↓

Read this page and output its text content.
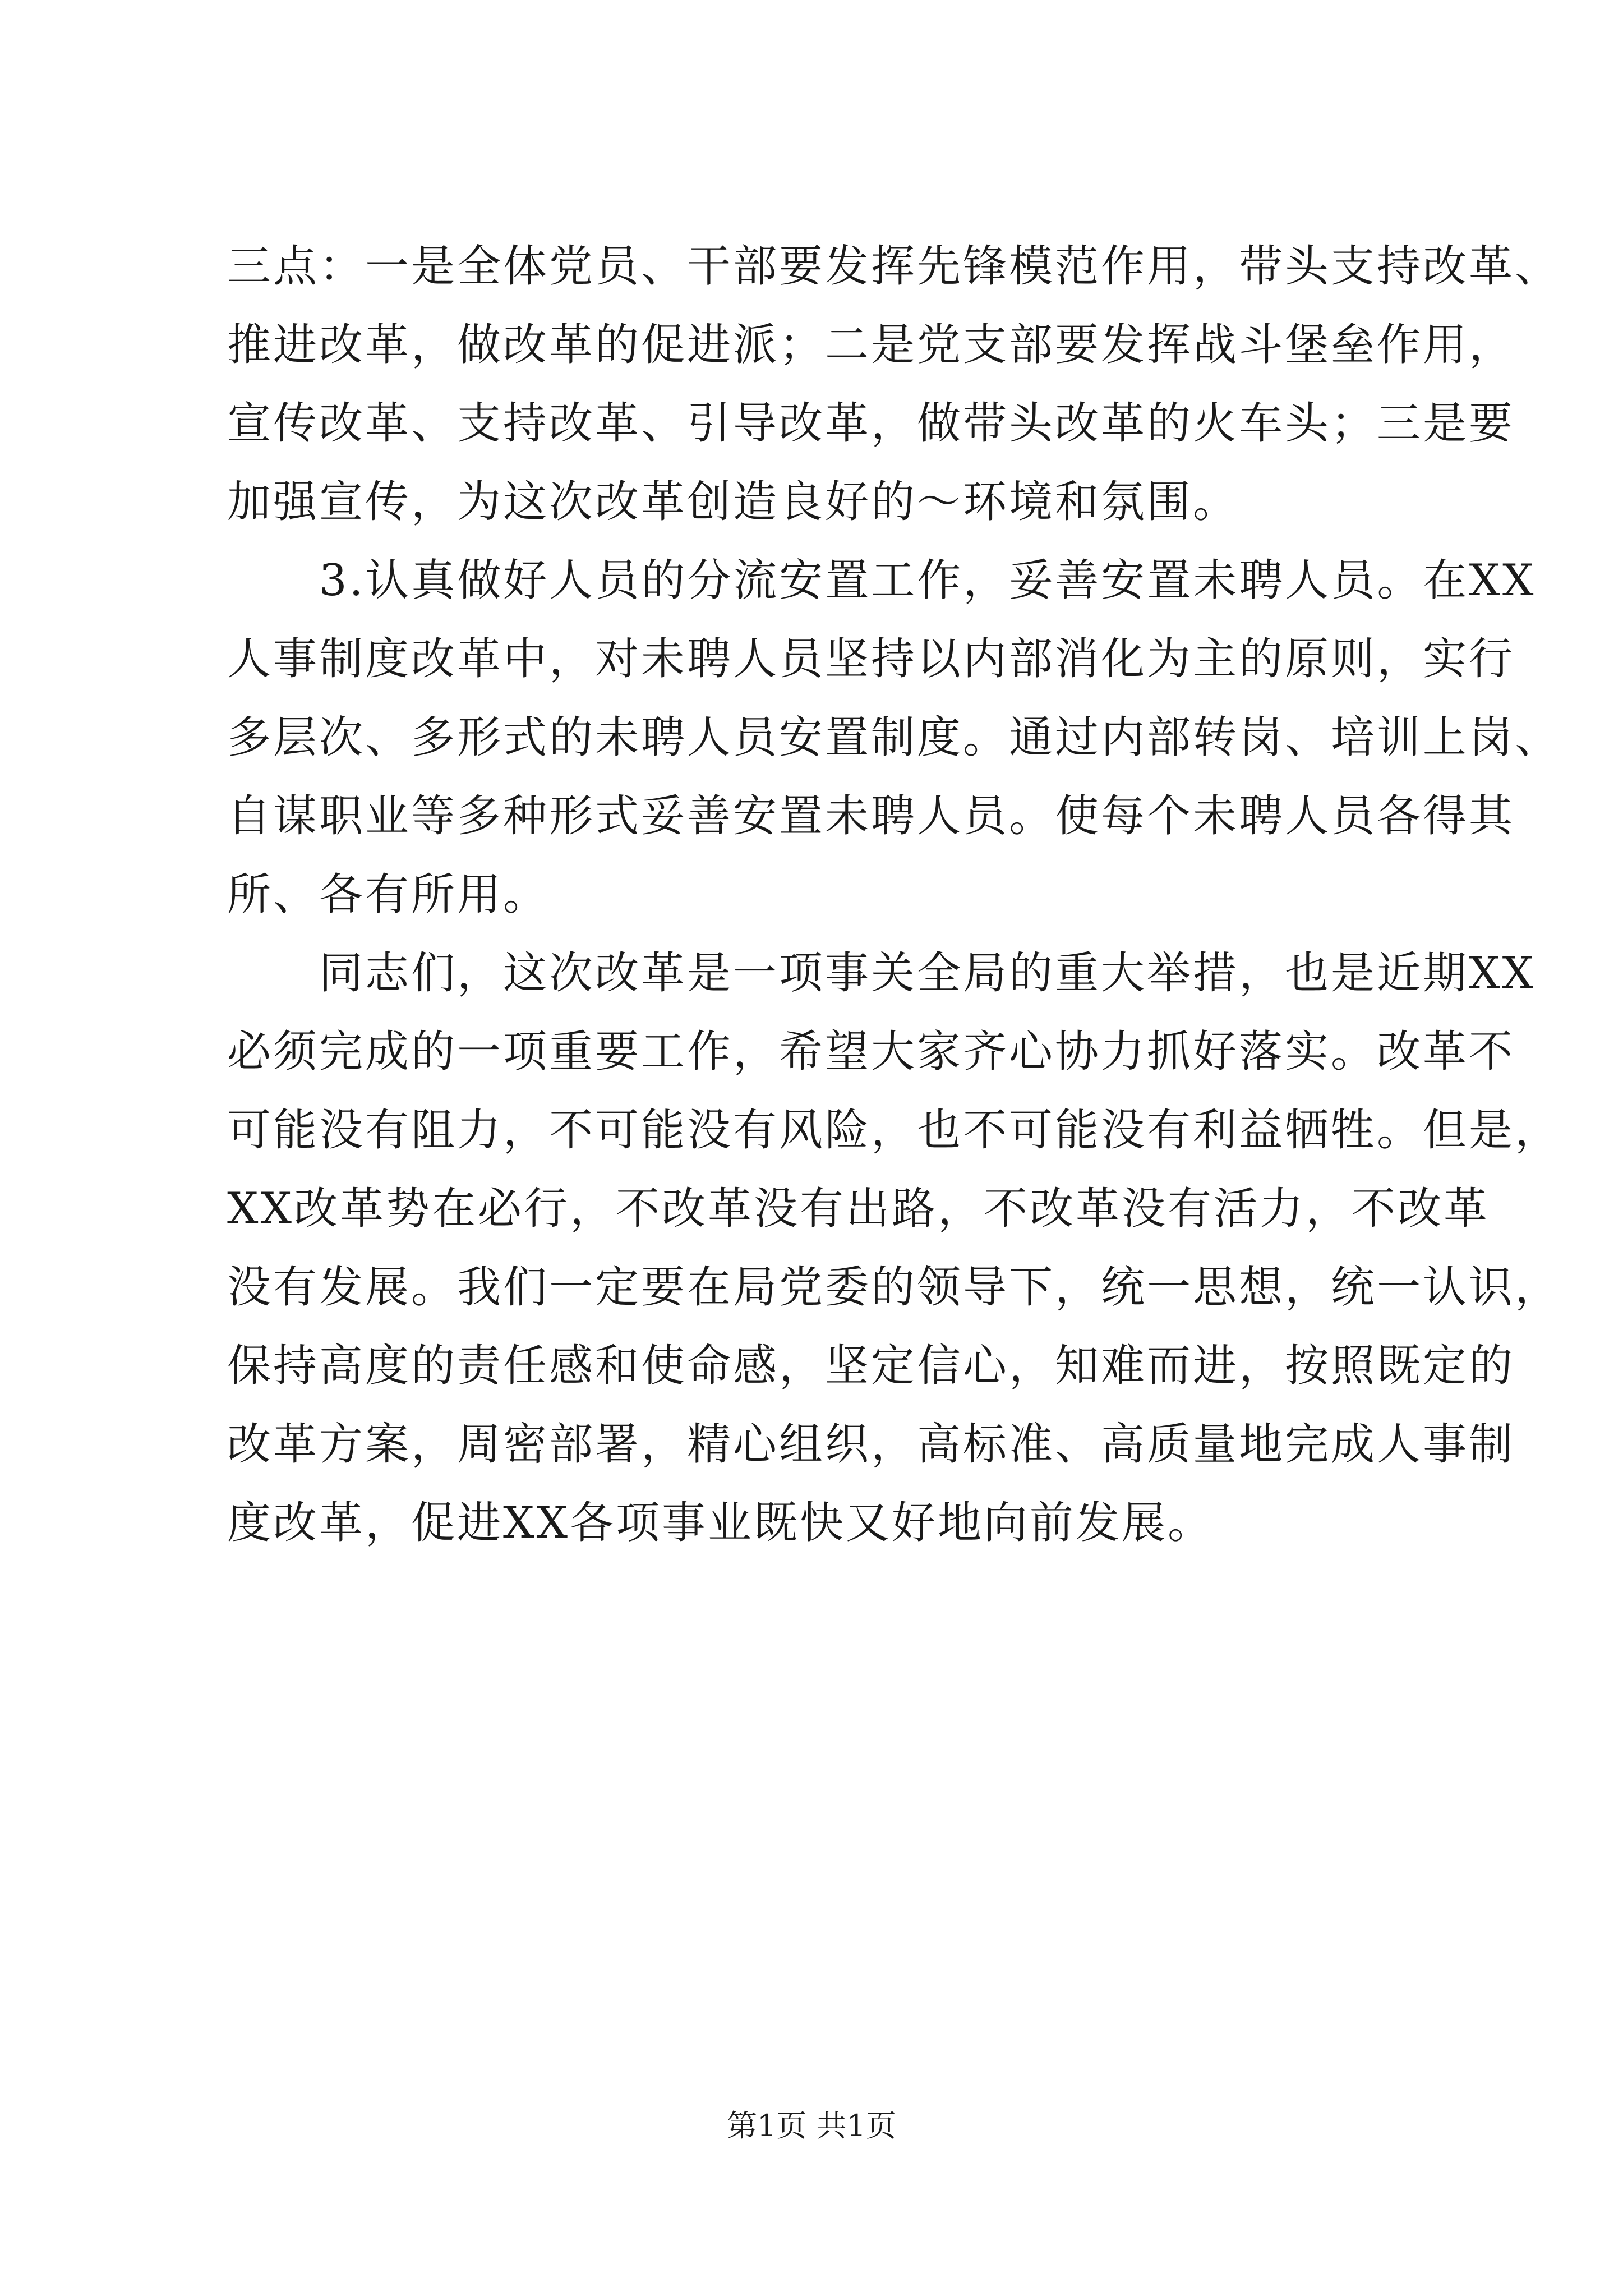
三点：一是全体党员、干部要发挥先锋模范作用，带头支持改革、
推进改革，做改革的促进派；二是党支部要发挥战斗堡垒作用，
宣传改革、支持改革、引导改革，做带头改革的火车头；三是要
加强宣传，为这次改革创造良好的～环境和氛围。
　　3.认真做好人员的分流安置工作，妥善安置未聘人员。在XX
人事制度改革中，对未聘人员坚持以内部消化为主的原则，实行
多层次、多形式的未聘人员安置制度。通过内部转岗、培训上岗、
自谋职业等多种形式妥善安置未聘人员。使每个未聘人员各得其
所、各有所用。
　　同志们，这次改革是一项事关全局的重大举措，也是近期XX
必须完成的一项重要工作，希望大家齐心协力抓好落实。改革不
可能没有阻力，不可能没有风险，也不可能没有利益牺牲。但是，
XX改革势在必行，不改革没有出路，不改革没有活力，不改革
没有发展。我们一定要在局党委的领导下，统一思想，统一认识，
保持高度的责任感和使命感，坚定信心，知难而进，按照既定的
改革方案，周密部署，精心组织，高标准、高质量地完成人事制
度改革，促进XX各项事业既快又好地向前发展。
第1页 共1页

↑

Copy the listing word for word, excluding its pictures.

:: Finished task ::
Read this page and output its text content.
三点：一是全体党员、干部要发挥先锋模范作用，带头支持改革、
推进改革，做改革的促进派；二是党支部要发挥战斗堡垒作用，
宣传改革、支持改革、引导改革，做带头改革的火车头；三是要
加强宣传，为这次改革创造良好的～环境和氛围。
　　3.认真做好人员的分流安置工作，妥善安置未聘人员。在XX
人事制度改革中，对未聘人员坚持以内部消化为主的原则，实行
多层次、多形式的未聘人员安置制度。通过内部转岗、培训上岗、
自谋职业等多种形式妥善安置未聘人员。使每个未聘人员各得其
所、各有所用。
　　同志们，这次改革是一项事关全局的重大举措，也是近期XX
必须完成的一项重要工作，希望大家齐心协力抓好落实。改革不
可能没有阻力，不可能没有风险，也不可能没有利益牺牲。但是，
XX改革势在必行，不改革没有出路，不改革没有活力，不改革
没有发展。我们一定要在局党委的领导下，统一思想，统一认识，
保持高度的责任感和使命感，坚定信心，知难而进，按照既定的
改革方案，周密部署，精心组织，高标准、高质量地完成人事制
度改革，促进XX各项事业既快又好地向前发展。
第1页 共1页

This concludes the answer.